#### EXERCISE
Please transcribe the listing below in full and word for word, without its pictures.
**** DATASET ENTRIES ****
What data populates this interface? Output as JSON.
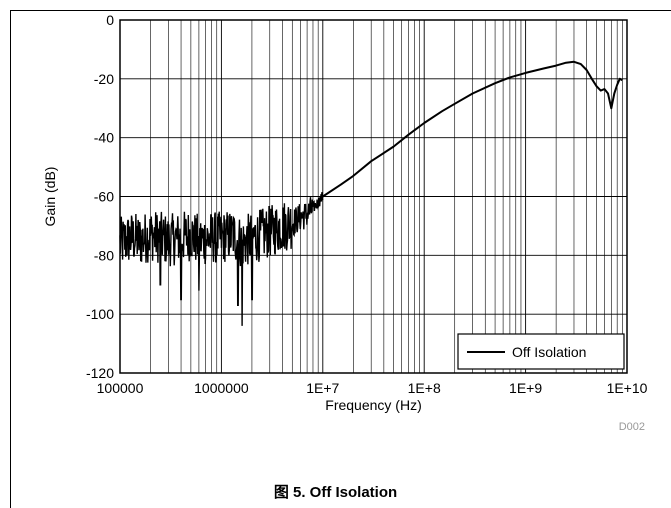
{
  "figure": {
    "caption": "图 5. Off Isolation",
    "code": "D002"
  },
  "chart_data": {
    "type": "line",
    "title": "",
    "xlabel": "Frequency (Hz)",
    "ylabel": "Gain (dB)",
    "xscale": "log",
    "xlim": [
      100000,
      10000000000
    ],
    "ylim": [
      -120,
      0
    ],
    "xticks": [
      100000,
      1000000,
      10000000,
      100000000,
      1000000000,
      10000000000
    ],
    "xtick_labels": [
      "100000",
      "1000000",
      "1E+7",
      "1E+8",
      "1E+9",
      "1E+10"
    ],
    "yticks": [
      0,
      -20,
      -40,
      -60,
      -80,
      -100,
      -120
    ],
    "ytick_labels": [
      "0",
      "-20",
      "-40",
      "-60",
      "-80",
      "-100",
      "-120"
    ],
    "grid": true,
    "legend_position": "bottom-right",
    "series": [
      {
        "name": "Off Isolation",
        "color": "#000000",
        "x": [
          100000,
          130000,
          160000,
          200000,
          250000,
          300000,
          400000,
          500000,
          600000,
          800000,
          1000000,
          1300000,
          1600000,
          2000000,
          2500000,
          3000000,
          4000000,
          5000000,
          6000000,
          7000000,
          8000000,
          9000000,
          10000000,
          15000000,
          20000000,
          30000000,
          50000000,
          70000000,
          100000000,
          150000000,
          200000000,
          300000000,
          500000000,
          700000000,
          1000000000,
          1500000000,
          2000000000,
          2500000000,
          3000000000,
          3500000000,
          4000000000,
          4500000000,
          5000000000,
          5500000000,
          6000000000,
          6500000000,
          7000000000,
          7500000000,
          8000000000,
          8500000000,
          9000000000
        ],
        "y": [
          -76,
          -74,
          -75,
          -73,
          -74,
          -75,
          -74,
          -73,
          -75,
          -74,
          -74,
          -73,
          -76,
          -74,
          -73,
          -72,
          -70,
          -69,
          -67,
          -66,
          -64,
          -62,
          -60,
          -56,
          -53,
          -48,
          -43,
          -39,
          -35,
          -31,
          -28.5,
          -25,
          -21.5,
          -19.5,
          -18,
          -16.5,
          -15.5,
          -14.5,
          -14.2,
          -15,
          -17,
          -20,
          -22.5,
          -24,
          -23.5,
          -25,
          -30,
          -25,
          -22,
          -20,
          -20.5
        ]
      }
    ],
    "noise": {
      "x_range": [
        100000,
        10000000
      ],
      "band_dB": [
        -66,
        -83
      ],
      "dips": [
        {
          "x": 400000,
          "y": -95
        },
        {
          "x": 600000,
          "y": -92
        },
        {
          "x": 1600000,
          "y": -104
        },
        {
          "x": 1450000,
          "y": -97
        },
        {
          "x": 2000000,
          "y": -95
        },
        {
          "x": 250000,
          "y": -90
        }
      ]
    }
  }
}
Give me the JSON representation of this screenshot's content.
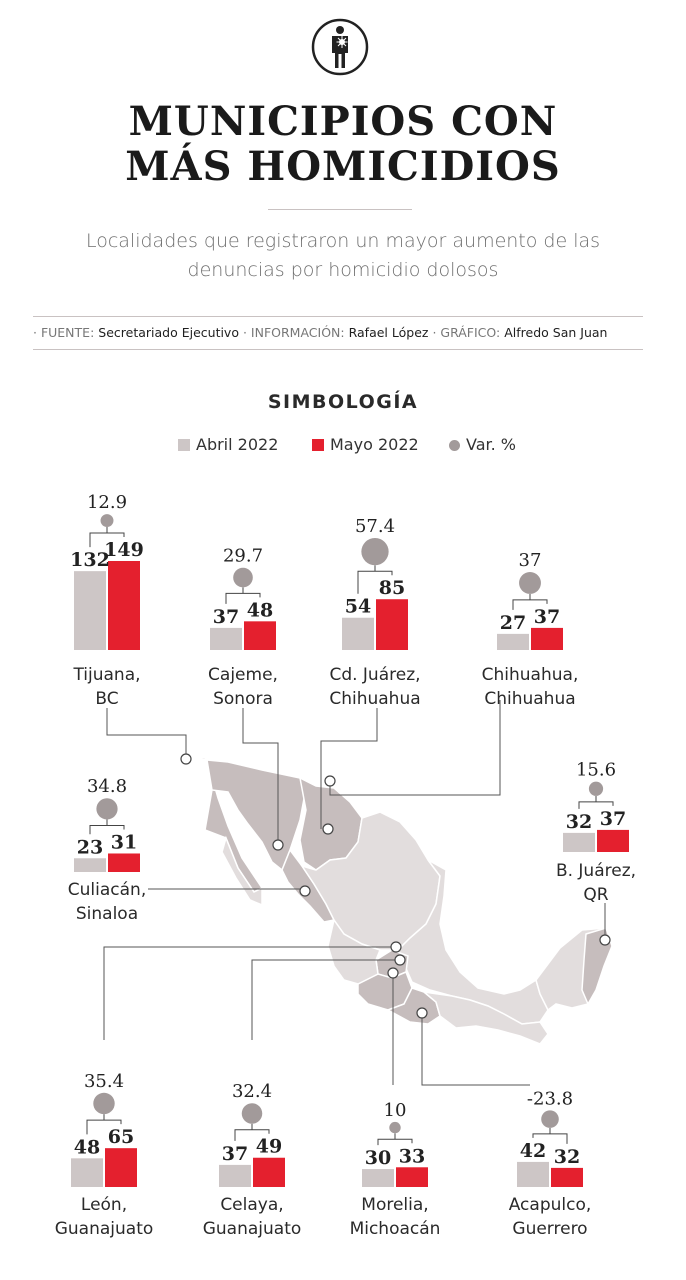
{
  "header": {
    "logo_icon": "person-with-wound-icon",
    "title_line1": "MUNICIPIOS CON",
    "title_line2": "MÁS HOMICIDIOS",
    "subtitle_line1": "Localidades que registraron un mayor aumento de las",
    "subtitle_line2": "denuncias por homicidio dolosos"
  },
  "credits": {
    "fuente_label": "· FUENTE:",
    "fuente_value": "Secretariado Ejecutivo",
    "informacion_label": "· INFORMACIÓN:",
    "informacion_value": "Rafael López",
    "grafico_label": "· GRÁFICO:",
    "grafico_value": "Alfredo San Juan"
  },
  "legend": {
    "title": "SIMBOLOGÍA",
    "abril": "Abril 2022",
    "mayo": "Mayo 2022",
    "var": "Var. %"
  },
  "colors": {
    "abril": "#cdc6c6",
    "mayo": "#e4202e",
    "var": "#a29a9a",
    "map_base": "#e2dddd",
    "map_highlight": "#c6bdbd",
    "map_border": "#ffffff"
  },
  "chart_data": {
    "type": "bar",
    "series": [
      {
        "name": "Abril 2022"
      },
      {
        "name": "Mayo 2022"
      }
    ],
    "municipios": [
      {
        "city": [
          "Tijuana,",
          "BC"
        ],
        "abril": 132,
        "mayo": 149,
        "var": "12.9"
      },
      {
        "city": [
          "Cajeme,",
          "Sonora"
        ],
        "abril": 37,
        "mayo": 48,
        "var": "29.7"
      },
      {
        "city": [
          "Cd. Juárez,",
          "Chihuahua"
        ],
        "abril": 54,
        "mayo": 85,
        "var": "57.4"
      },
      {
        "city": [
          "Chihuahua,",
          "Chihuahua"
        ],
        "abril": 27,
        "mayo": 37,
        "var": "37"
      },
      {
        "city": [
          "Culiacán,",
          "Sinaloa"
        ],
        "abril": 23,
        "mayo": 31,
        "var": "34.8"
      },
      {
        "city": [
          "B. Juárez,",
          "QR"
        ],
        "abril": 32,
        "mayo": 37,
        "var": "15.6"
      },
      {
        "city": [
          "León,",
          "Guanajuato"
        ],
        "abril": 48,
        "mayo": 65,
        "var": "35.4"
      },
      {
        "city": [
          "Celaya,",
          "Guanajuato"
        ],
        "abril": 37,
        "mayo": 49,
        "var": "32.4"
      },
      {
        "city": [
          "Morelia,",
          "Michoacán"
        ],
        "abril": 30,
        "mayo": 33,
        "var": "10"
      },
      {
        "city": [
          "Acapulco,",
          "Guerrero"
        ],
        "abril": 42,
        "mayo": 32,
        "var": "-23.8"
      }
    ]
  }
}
****
#### SOLUTION FOR THIS PROBLEM
What data populates this interface? Output as JSON.
{
  "figure": {
    "caption": "图 5. Off Isolation",
    "code": "D002"
  },
  "chart_data": {
    "type": "line",
    "title": "",
    "xlabel": "Frequency (Hz)",
    "ylabel": "Gain (dB)",
    "xscale": "log",
    "xlim": [
      100000,
      10000000000
    ],
    "ylim": [
      -120,
      0
    ],
    "xticks": [
      100000,
      1000000,
      10000000,
      100000000,
      1000000000,
      10000000000
    ],
    "xtick_labels": [
      "100000",
      "1000000",
      "1E+7",
      "1E+8",
      "1E+9",
      "1E+10"
    ],
    "yticks": [
      0,
      -20,
      -40,
      -60,
      -80,
      -100,
      -120
    ],
    "ytick_labels": [
      "0",
      "-20",
      "-40",
      "-60",
      "-80",
      "-100",
      "-120"
    ],
    "grid": true,
    "legend_position": "bottom-right",
    "series": [
      {
        "name": "Off Isolation",
        "color": "#000000",
        "x": [
          100000,
          130000,
          160000,
          200000,
          250000,
          300000,
          400000,
          500000,
          600000,
          800000,
          1000000,
          1300000,
          1600000,
          2000000,
          2500000,
          3000000,
          4000000,
          5000000,
          6000000,
          7000000,
          8000000,
          9000000,
          10000000,
          15000000,
          20000000,
          30000000,
          50000000,
          70000000,
          100000000,
          150000000,
          200000000,
          300000000,
          500000000,
          700000000,
          1000000000,
          1500000000,
          2000000000,
          2500000000,
          3000000000,
          3500000000,
          4000000000,
          4500000000,
          5000000000,
          5500000000,
          6000000000,
          6500000000,
          7000000000,
          7500000000,
          8000000000,
          8500000000,
          9000000000
        ],
        "y": [
          -76,
          -74,
          -75,
          -73,
          -74,
          -75,
          -74,
          -73,
          -75,
          -74,
          -74,
          -73,
          -76,
          -74,
          -73,
          -72,
          -70,
          -69,
          -67,
          -66,
          -64,
          -62,
          -60,
          -56,
          -53,
          -48,
          -43,
          -39,
          -35,
          -31,
          -28.5,
          -25,
          -21.5,
          -19.5,
          -18,
          -16.5,
          -15.5,
          -14.5,
          -14.2,
          -15,
          -17,
          -20,
          -22.5,
          -24,
          -23.5,
          -25,
          -30,
          -25,
          -22,
          -20,
          -20.5
        ]
      }
    ],
    "noise": {
      "x_range": [
        100000,
        10000000
      ],
      "band_dB": [
        -66,
        -83
      ],
      "dips": [
        {
          "x": 400000,
          "y": -95
        },
        {
          "x": 600000,
          "y": -92
        },
        {
          "x": 1600000,
          "y": -104
        },
        {
          "x": 1450000,
          "y": -97
        },
        {
          "x": 2000000,
          "y": -95
        },
        {
          "x": 250000,
          "y": -90
        }
      ]
    }
  }
}
Give me the JSON representation of this screenshot's content.
{
  "header": {
    "logo_icon": "person-with-wound-icon",
    "title_line1": "MUNICIPIOS CON",
    "title_line2": "MÁS HOMICIDIOS",
    "subtitle_line1": "Localidades que registraron un mayor aumento de las",
    "subtitle_line2": "denuncias por homicidio dolosos"
  },
  "credits": {
    "fuente_label": "· FUENTE:",
    "fuente_value": "Secretariado Ejecutivo",
    "informacion_label": "· INFORMACIÓN:",
    "informacion_value": "Rafael López",
    "grafico_label": "· GRÁFICO:",
    "grafico_value": "Alfredo San Juan"
  },
  "legend": {
    "title": "SIMBOLOGÍA",
    "abril": "Abril 2022",
    "mayo": "Mayo 2022",
    "var": "Var. %"
  },
  "colors": {
    "abril": "#cdc6c6",
    "mayo": "#e4202e",
    "var": "#a29a9a",
    "map_base": "#e2dddd",
    "map_highlight": "#c6bdbd",
    "map_border": "#ffffff"
  },
  "chart_data": {
    "type": "bar",
    "series": [
      {
        "name": "Abril 2022"
      },
      {
        "name": "Mayo 2022"
      }
    ],
    "municipios": [
      {
        "city": [
          "Tijuana,",
          "BC"
        ],
        "abril": 132,
        "mayo": 149,
        "var": "12.9"
      },
      {
        "city": [
          "Cajeme,",
          "Sonora"
        ],
        "abril": 37,
        "mayo": 48,
        "var": "29.7"
      },
      {
        "city": [
          "Cd. Juárez,",
          "Chihuahua"
        ],
        "abril": 54,
        "mayo": 85,
        "var": "57.4"
      },
      {
        "city": [
          "Chihuahua,",
          "Chihuahua"
        ],
        "abril": 27,
        "mayo": 37,
        "var": "37"
      },
      {
        "city": [
          "Culiacán,",
          "Sinaloa"
        ],
        "abril": 23,
        "mayo": 31,
        "var": "34.8"
      },
      {
        "city": [
          "B. Juárez,",
          "QR"
        ],
        "abril": 32,
        "mayo": 37,
        "var": "15.6"
      },
      {
        "city": [
          "León,",
          "Guanajuato"
        ],
        "abril": 48,
        "mayo": 65,
        "var": "35.4"
      },
      {
        "city": [
          "Celaya,",
          "Guanajuato"
        ],
        "abril": 37,
        "mayo": 49,
        "var": "32.4"
      },
      {
        "city": [
          "Morelia,",
          "Michoacán"
        ],
        "abril": 30,
        "mayo": 33,
        "var": "10"
      },
      {
        "city": [
          "Acapulco,",
          "Guerrero"
        ],
        "abril": 42,
        "mayo": 32,
        "var": "-23.8"
      }
    ]
  }
}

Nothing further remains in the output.